— GOAL —
Check every line of the material below for the string "JSON", and return the ones that have it.

**********

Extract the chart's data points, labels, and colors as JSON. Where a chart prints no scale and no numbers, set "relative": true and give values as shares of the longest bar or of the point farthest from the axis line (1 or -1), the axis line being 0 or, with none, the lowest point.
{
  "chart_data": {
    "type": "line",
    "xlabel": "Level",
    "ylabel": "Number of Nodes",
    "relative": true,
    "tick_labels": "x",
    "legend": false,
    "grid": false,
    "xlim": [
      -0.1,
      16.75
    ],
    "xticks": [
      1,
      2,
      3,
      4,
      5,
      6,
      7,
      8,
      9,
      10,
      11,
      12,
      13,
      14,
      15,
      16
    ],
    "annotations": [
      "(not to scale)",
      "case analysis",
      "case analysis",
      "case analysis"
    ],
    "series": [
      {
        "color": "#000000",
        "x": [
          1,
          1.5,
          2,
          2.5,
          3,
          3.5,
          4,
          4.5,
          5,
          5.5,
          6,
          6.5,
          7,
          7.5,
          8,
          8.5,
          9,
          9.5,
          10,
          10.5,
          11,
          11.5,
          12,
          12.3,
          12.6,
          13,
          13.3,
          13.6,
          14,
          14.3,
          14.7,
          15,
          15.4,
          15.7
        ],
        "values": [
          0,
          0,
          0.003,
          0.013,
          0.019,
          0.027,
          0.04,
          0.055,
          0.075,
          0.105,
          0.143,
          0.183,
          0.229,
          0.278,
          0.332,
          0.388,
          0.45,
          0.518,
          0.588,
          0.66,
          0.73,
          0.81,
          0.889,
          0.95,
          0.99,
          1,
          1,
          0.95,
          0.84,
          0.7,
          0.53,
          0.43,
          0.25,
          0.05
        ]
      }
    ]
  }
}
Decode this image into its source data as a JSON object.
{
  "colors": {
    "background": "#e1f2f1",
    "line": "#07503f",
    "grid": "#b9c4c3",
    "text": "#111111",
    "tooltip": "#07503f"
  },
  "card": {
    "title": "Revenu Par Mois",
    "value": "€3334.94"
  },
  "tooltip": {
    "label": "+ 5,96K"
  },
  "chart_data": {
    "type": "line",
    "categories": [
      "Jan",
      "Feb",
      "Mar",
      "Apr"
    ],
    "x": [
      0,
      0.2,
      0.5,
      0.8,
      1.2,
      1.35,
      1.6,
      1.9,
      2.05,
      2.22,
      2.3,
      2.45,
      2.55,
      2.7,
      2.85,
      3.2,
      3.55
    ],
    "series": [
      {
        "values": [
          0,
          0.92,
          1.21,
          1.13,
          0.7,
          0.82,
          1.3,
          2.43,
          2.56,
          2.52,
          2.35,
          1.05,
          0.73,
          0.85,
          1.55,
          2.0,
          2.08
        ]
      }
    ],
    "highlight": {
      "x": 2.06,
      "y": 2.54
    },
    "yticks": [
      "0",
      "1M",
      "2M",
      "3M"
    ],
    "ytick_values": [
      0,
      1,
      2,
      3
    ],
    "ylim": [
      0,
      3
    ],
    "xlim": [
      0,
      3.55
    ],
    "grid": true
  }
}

**********

— OUTPUT BELOW —
Extract the chart's data points, labels, and colors as JSON. Where a chart prints no scale and no numbers, set "relative": true and give values as shares of the longest bar or of the point farthest from the axis line (1 or -1), the axis line being 0 or, with none, the lowest point.
Decode this image into its source data as a JSON object.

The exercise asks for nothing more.